◆ **Written exercise**: Retype each line of the material exactly, please, skipping any picture in it.

[Stored entries]
----

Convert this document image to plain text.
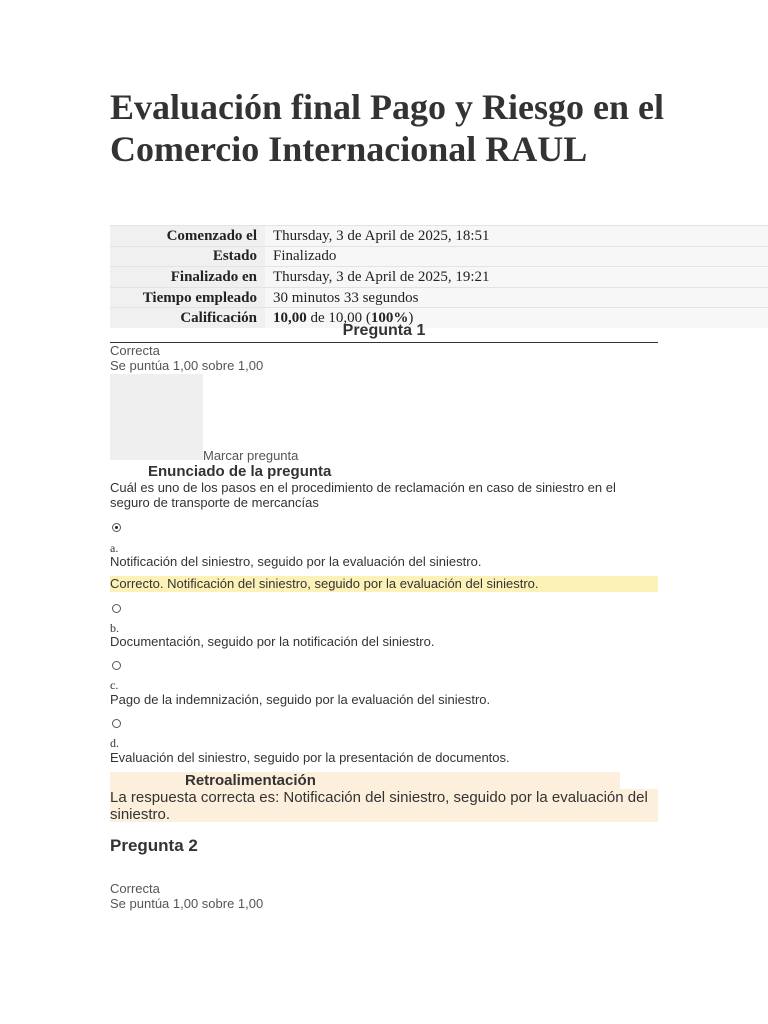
Evaluación final Pago y Riesgo en el Comercio Internacional RAUL
Comenzado el	Thursday, 3 de April de 2025, 18:51
Estado	Finalizado
Finalizado en	Thursday, 3 de April de 2025, 19:21
Tiempo empleado	30 minutos 33 segundos
Calificación	10,00 de 10,00 (100%)
Pregunta 1
Correcta
Se puntúa 1,00 sobre 1,00
Marcar pregunta
Enunciado de la pregunta
Cuál es uno de los pasos en el procedimiento de reclamación en caso de siniestro en el seguro de transporte de mercancías
a.
Notificación del siniestro, seguido por la evaluación del siniestro.
Correcto. Notificación del siniestro, seguido por la evaluación del siniestro.
b.
Documentación, seguido por la notificación del siniestro.
c.
Pago de la indemnización, seguido por la evaluación del siniestro.
d.
Evaluación del siniestro, seguido por la presentación de documentos.
Retroalimentación
La respuesta correcta es: Notificación del siniestro, seguido por la evaluación del siniestro.
Pregunta 2
Correcta
Se puntúa 1,00 sobre 1,00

----

◆ **Task solution**:
Convert this document image to plain text.
Evaluación final Pago y Riesgo en el Comercio Internacional RAUL
Comenzado el	Thursday, 3 de April de 2025, 18:51
Estado	Finalizado
Finalizado en	Thursday, 3 de April de 2025, 19:21
Tiempo empleado	30 minutos 33 segundos
Calificación	10,00 de 10,00 (100%)
Pregunta 1
Correcta
Se puntúa 1,00 sobre 1,00
Marcar pregunta
Enunciado de la pregunta
Cuál es uno de los pasos en el procedimiento de reclamación en caso de siniestro en el seguro de transporte de mercancías
a.
Notificación del siniestro, seguido por la evaluación del siniestro.
Correcto. Notificación del siniestro, seguido por la evaluación del siniestro.
b.
Documentación, seguido por la notificación del siniestro.
c.
Pago de la indemnización, seguido por la evaluación del siniestro.
d.
Evaluación del siniestro, seguido por la presentación de documentos.
Retroalimentación
La respuesta correcta es: Notificación del siniestro, seguido por la evaluación del siniestro.
Pregunta 2
Correcta
Se puntúa 1,00 sobre 1,00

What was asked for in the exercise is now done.